= TASK PROMPT =
Search the material for the string "title", then return every line where it is found.

= MATERIALS PROVIDED =
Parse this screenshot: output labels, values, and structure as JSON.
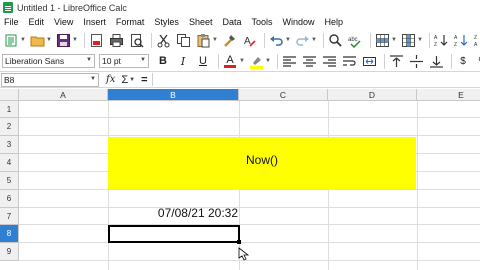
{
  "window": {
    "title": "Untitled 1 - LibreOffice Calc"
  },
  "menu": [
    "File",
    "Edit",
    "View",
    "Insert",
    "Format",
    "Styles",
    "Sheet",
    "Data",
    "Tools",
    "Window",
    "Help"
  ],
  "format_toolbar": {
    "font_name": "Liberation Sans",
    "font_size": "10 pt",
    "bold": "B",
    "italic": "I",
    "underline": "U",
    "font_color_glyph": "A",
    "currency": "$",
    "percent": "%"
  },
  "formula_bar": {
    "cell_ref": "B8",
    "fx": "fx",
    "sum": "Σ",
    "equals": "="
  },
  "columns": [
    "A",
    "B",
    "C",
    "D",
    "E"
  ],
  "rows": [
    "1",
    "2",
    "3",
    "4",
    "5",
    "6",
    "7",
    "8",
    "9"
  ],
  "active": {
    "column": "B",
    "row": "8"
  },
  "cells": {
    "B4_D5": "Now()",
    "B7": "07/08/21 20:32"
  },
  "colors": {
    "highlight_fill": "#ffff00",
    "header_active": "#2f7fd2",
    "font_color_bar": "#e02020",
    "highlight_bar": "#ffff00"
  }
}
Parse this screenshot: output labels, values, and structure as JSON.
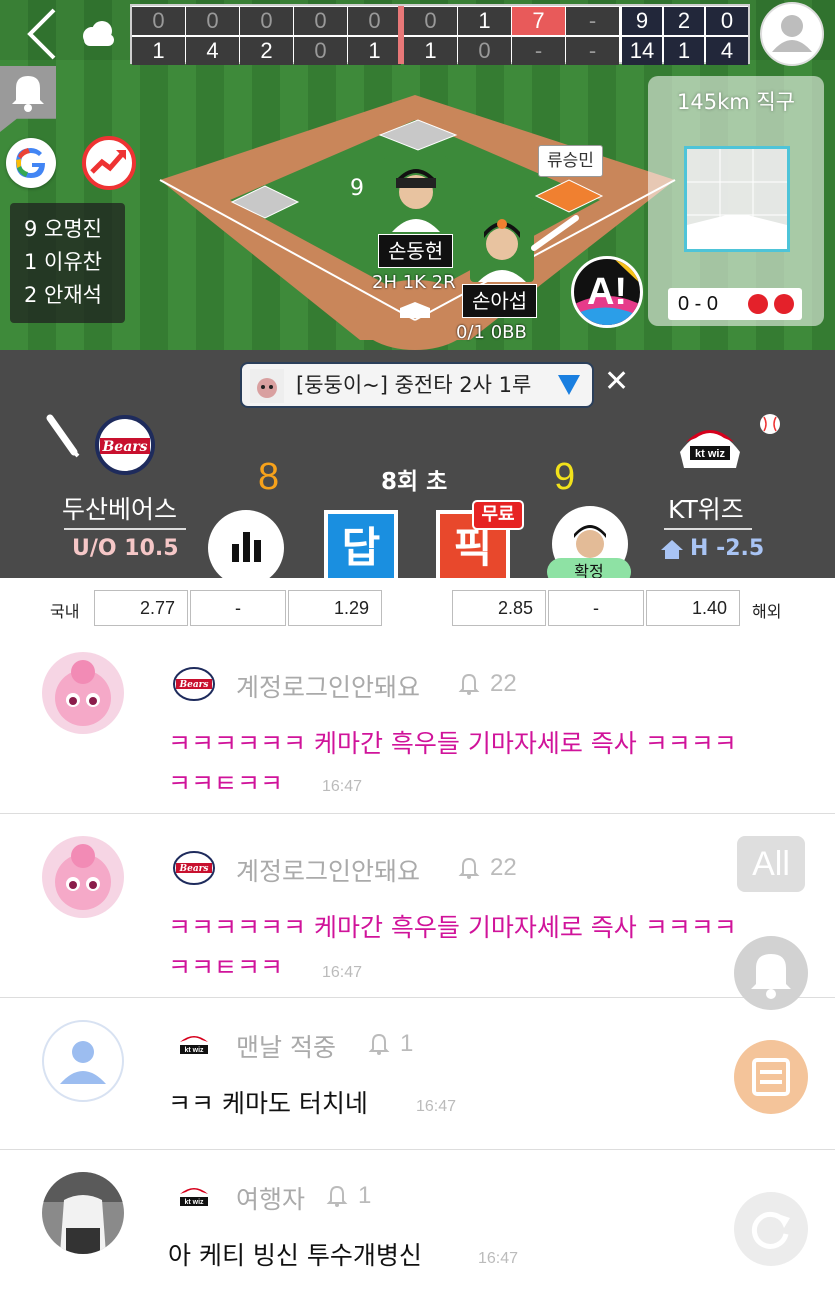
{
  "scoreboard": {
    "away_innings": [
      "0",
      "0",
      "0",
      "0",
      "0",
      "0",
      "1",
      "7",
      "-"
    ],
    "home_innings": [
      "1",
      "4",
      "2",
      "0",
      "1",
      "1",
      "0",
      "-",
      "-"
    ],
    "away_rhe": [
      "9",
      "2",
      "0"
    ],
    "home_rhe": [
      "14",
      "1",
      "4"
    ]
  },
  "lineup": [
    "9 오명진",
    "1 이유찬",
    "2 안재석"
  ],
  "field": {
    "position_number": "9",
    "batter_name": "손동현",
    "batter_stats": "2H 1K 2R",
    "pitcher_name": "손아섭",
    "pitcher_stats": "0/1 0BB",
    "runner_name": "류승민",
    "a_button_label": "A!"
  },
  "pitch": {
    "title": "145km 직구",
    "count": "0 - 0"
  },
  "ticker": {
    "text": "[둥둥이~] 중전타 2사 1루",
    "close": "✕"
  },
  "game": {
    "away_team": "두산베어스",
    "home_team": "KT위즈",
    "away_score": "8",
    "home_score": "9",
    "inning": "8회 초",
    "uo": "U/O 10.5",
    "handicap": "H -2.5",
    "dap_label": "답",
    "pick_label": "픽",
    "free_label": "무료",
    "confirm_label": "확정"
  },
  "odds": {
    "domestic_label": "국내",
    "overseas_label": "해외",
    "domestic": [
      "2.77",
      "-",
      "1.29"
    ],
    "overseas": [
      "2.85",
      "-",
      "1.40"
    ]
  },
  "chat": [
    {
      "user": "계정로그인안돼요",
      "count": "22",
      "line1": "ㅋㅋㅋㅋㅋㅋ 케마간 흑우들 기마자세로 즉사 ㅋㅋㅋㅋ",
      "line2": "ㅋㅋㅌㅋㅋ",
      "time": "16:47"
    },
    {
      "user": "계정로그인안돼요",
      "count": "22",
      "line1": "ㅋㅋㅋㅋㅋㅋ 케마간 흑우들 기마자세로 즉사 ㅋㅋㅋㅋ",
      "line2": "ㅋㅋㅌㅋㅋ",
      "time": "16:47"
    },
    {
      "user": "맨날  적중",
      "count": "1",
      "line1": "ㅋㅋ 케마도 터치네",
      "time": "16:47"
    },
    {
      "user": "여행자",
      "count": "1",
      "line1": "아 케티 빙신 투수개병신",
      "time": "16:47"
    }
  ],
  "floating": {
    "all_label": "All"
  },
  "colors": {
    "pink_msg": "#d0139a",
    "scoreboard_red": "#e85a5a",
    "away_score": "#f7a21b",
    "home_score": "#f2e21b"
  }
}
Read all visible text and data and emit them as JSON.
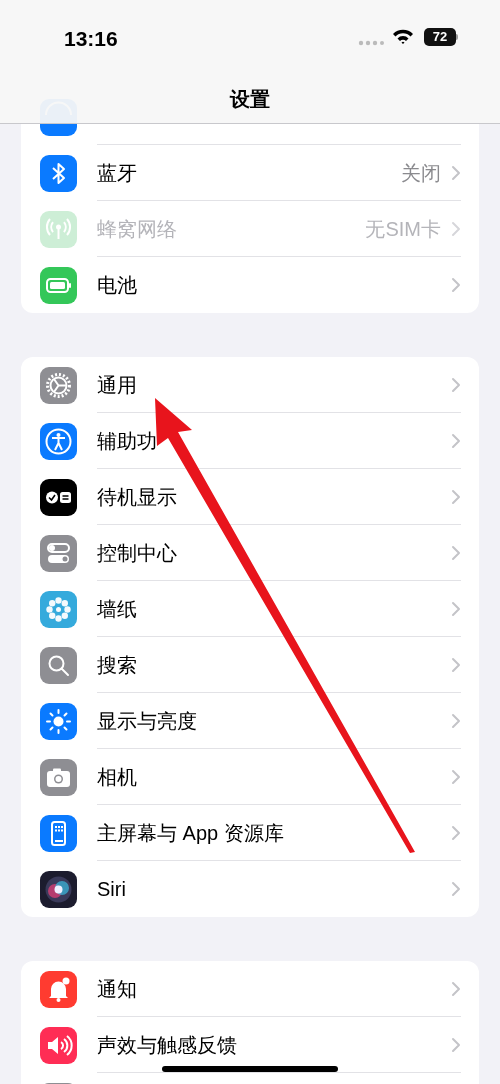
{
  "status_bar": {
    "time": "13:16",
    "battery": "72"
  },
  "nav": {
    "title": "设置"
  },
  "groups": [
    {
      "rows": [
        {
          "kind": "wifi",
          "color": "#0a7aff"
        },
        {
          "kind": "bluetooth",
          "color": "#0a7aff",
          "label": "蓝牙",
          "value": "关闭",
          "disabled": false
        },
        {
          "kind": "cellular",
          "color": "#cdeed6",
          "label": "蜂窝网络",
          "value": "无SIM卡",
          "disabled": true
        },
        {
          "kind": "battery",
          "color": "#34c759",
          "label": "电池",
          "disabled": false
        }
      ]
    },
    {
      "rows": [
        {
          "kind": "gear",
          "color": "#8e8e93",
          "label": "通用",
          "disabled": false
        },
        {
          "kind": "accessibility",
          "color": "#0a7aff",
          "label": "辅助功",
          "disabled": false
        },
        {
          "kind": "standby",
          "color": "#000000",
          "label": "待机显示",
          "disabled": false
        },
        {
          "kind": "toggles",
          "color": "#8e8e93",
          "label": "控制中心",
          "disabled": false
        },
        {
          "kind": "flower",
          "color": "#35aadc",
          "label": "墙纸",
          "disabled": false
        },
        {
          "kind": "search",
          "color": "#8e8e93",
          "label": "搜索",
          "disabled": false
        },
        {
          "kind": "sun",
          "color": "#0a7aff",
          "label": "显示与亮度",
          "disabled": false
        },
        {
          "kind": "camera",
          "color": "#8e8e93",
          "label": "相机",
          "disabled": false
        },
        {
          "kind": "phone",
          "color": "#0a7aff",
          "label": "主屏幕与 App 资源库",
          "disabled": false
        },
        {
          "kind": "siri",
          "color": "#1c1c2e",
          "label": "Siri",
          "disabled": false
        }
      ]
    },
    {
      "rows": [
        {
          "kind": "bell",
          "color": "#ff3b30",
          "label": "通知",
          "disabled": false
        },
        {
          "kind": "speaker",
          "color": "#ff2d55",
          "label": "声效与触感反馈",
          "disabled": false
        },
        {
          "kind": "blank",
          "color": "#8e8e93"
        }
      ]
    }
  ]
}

= COMPLETED TASK =
    "title": "Untitled 1 - LibreOffice Calc"
    "title": "145km 직구",
    "title": "设置"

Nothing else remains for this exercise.